Saved entries:

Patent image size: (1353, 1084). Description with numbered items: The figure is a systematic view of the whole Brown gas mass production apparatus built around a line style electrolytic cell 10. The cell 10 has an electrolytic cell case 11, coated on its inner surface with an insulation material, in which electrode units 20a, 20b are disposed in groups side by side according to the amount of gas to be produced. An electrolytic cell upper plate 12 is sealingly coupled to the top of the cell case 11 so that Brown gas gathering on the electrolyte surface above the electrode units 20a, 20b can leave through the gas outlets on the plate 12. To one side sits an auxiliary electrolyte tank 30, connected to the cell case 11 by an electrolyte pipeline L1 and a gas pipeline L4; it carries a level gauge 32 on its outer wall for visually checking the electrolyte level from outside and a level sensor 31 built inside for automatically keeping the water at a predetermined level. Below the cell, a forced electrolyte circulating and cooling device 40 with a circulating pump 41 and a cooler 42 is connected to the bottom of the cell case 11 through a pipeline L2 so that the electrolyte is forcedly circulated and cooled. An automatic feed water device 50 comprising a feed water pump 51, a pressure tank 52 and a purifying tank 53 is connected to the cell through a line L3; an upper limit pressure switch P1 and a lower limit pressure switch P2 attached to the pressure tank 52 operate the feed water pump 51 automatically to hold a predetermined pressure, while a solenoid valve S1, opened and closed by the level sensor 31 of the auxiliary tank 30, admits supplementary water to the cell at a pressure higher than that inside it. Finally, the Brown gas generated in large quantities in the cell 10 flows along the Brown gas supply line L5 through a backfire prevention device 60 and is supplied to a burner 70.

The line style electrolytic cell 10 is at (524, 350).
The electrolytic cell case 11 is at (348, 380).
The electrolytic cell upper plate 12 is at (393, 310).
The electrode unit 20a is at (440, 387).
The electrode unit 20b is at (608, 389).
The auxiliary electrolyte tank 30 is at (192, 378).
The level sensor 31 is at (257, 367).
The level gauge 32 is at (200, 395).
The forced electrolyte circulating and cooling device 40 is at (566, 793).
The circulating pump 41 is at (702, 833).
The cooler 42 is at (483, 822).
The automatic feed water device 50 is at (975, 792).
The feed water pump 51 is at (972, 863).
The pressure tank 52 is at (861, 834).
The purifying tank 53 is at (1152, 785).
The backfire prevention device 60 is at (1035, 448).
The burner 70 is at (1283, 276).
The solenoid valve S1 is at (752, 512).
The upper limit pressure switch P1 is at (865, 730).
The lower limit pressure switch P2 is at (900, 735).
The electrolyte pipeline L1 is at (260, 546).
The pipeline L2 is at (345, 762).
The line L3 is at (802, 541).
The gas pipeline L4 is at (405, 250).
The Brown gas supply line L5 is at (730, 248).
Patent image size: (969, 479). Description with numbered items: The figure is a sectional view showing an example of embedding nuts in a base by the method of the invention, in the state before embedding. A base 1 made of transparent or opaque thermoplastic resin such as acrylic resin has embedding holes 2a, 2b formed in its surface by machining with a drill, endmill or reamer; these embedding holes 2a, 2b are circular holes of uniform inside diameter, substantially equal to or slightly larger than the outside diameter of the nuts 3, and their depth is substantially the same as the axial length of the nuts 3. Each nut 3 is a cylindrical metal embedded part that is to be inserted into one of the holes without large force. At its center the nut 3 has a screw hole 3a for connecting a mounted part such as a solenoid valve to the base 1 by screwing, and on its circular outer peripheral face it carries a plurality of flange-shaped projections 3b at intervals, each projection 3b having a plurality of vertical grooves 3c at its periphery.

INSTRUCTIONS FOR THE TASK:
Render the rows from the start of the records through the line containing "The electrolytic cell case", inclusive, as a Markdown table with the columns Row and Text, leaving out blank lines.

THE REPLY:
| Row | Text |
|---|---|
| 1 | Patent image size: (1353, 1084). Description with numbered items: The figure is a systematic view of the whole Brown gas mass production apparatus built around a line style electrolytic cell 10. The cell 10 has an electrolytic cell case 11, coated on its inner surface with an insulation material, in which electrode units 20a, 20b are disposed in groups side by side according to the amount of gas to be produced. An electrolytic cell upper plate 12 is sealingly coupled to the top of the cell case 11 so that Brown gas gathering on the electrolyte surface above the electrode units 20a, 20b can leave through the gas outlets on the plate 12. To one side sits an auxiliary electrolyte tank 30, connected to the cell case 11 by an electrolyte pipeline L1 and a gas pipeline L4; it carries a level gauge 32 on its outer wall for visually checking the electrolyte level from outside and a level sensor 31 built inside for automatically keeping the water at a predetermined level. Below the cell, a forced electrolyte circulating and cooling device 40 with a circulating pump 41 and a cooler 42 is connected to the bottom of the cell case 11 through a pipeline L2 so that the electrolyte is forcedly circulated and cooled. An automatic feed water device 50 comprising a feed water pump 51, a pressure tank 52 and a purifying tank 53 is connected to the cell through a line L3; an upper limit pressure switch P1 and a lower limit pressure switch P2 attached to the pressure tank 52 operate the feed water pump 51 automatically to hold a predetermined pressure, while a solenoid valve S1, opened and closed by the level sensor 31 of the auxiliary tank 30, admits supplementary water to the cell at a pressure higher than that inside it. Finally, the Brown gas generated in large quantities in the cell 10 flows along the Brown gas supply line L5 through a backfire prevention device 60 and is supplied to a burner 70. |
| 2 | The line style electrolytic cell 10 is at (524, 350). |
| 3 | The electrolytic cell case 11 is at (348, 380). |